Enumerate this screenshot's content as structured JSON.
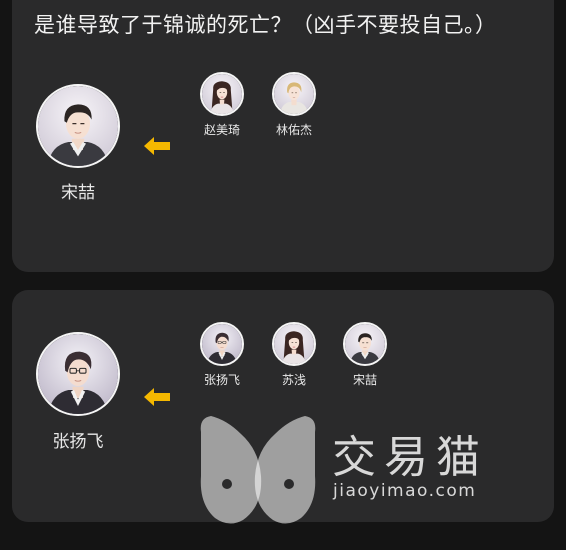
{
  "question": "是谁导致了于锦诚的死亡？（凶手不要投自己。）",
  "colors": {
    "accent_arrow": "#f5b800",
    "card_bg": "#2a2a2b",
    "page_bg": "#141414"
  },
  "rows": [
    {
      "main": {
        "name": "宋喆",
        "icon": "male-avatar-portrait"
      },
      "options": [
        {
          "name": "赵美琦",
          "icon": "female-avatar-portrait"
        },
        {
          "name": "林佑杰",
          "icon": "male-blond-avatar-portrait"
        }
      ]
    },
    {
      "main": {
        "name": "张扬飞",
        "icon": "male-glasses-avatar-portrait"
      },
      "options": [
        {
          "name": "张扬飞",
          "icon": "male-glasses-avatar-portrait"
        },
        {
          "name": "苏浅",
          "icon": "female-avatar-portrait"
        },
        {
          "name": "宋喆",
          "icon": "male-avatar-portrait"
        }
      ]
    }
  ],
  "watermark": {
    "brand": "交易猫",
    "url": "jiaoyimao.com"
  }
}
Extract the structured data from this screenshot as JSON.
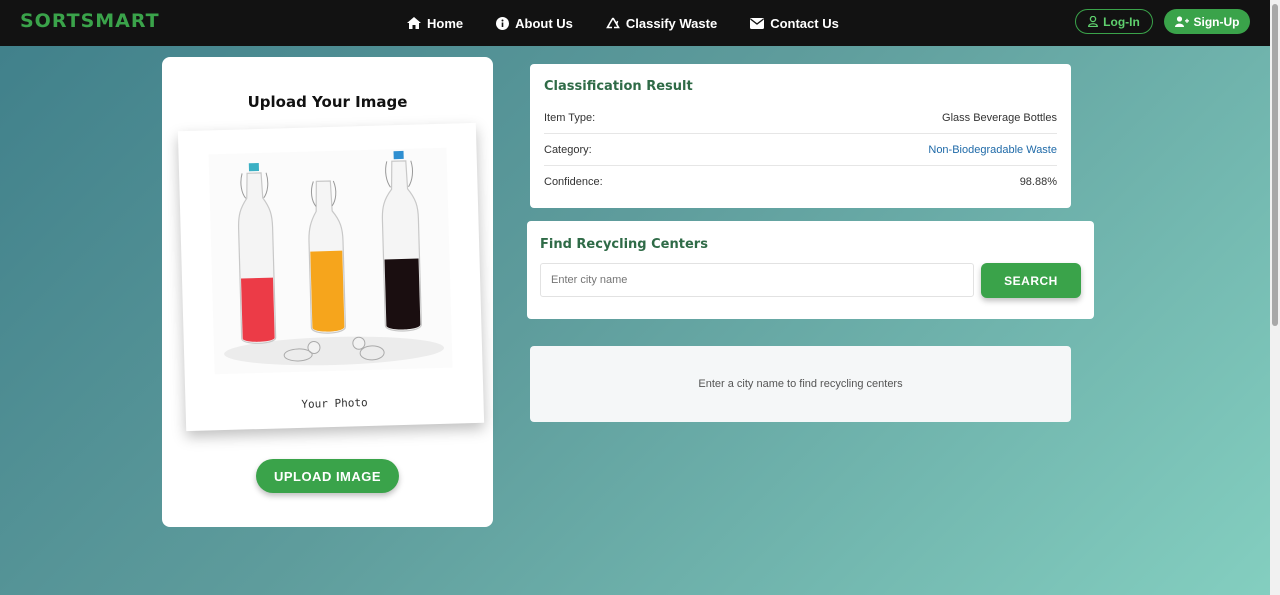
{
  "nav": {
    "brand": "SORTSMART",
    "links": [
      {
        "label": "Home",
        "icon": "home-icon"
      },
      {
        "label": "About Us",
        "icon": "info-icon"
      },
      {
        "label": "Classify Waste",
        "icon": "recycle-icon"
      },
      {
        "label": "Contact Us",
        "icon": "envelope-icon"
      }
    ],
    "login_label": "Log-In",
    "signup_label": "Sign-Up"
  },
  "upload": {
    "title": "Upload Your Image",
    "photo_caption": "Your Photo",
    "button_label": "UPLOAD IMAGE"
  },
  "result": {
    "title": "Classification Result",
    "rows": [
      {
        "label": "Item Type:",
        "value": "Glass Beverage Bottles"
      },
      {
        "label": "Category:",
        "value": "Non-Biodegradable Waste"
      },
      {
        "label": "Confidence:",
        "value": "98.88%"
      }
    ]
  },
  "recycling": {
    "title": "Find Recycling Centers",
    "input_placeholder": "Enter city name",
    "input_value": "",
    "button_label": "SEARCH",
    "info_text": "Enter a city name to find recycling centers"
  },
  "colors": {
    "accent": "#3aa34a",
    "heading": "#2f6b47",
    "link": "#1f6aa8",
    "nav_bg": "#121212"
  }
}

──────

| Exercise directions |
Print the lines from the one holding "Extract the structured" through the last line of the records, word for word, and omit the pictures.

| Expected answer |
Extract the structured data from this screenshot as JSON.
{
  "nav": {
    "brand": "SORTSMART",
    "links": [
      {
        "label": "Home",
        "icon": "home-icon"
      },
      {
        "label": "About Us",
        "icon": "info-icon"
      },
      {
        "label": "Classify Waste",
        "icon": "recycle-icon"
      },
      {
        "label": "Contact Us",
        "icon": "envelope-icon"
      }
    ],
    "login_label": "Log-In",
    "signup_label": "Sign-Up"
  },
  "upload": {
    "title": "Upload Your Image",
    "photo_caption": "Your Photo",
    "button_label": "UPLOAD IMAGE"
  },
  "result": {
    "title": "Classification Result",
    "rows": [
      {
        "label": "Item Type:",
        "value": "Glass Beverage Bottles"
      },
      {
        "label": "Category:",
        "value": "Non-Biodegradable Waste"
      },
      {
        "label": "Confidence:",
        "value": "98.88%"
      }
    ]
  },
  "recycling": {
    "title": "Find Recycling Centers",
    "input_placeholder": "Enter city name",
    "input_value": "",
    "button_label": "SEARCH",
    "info_text": "Enter a city name to find recycling centers"
  },
  "colors": {
    "accent": "#3aa34a",
    "heading": "#2f6b47",
    "link": "#1f6aa8",
    "nav_bg": "#121212"
  }
}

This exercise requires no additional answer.